→ **Problem to solve**
Print out each entry below exactly, please.
-------
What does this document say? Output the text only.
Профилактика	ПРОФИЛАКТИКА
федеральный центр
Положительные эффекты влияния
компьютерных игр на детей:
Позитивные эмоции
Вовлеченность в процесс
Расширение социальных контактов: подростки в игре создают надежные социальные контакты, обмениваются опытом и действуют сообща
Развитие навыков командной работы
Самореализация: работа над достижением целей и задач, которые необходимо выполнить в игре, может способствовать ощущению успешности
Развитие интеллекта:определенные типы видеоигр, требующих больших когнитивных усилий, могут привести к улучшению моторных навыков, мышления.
-------
→ **Result**
What does this document say? Output the text only.
Профилактика	ПРОФИЛАКТИКА
федеральный центр
Положительные эффекты влияния
компьютерных игр на детей:
Позитивные эмоции
Вовлеченность в процесс
Расширение социальных контактов: подростки в игре создают надежные социальные контакты, обмениваются опытом и действуют сообща
Развитие навыков командной работы
Самореализация: работа над достижением целей и задач, которые необходимо выполнить в игре, может способствовать ощущению успешности
Развитие интеллекта:определенные типы видеоигр, требующих больших когнитивных усилий, могут привести к улучшению моторных навыков, мышления.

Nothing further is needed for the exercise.